SHORT EXERCISE
All records should be reproduced verbatim.

● ● ● ● ●

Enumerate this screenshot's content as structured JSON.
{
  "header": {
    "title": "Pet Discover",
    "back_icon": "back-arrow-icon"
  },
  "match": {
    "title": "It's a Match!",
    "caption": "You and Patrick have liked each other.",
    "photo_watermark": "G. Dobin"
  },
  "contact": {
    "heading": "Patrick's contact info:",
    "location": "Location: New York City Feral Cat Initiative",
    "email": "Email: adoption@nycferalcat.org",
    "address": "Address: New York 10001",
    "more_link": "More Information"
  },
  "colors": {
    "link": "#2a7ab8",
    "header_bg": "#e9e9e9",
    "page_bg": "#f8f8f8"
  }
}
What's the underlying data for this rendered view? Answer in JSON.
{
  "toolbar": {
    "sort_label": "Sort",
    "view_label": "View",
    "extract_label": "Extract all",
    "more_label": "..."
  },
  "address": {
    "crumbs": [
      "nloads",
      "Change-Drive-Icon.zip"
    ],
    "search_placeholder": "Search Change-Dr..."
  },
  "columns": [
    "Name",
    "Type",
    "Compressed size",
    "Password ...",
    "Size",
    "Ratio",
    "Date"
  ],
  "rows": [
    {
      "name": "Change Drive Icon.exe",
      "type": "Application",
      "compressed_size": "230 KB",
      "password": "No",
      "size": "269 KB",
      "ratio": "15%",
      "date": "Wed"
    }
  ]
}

● ● ● ● ●

TASK RESPONSE
Enumerate this screenshot's content as structured JSON.
{
  "header": {
    "title": "Pet Discover",
    "back_icon": "back-arrow-icon"
  },
  "match": {
    "title": "It's a Match!",
    "caption": "You and Patrick have liked each other.",
    "photo_watermark": "G. Dobin"
  },
  "contact": {
    "heading": "Patrick's contact info:",
    "location": "Location: New York City Feral Cat Initiative",
    "email": "Email: adoption@nycferalcat.org",
    "address": "Address: New York 10001",
    "more_link": "More Information"
  },
  "colors": {
    "link": "#2a7ab8",
    "header_bg": "#e9e9e9",
    "page_bg": "#f8f8f8"
  }
}
What's the underlying data for this rendered view? Answer in JSON.
{
  "toolbar": {
    "sort_label": "Sort",
    "view_label": "View",
    "extract_label": "Extract all",
    "more_label": "..."
  },
  "address": {
    "crumbs": [
      "nloads",
      "Change-Drive-Icon.zip"
    ],
    "search_placeholder": "Search Change-Dr..."
  },
  "columns": [
    "Name",
    "Type",
    "Compressed size",
    "Password ...",
    "Size",
    "Ratio",
    "Date"
  ],
  "rows": [
    {
      "name": "Change Drive Icon.exe",
      "type": "Application",
      "compressed_size": "230 KB",
      "password": "No",
      "size": "269 KB",
      "ratio": "15%",
      "date": "Wed"
    }
  ]
}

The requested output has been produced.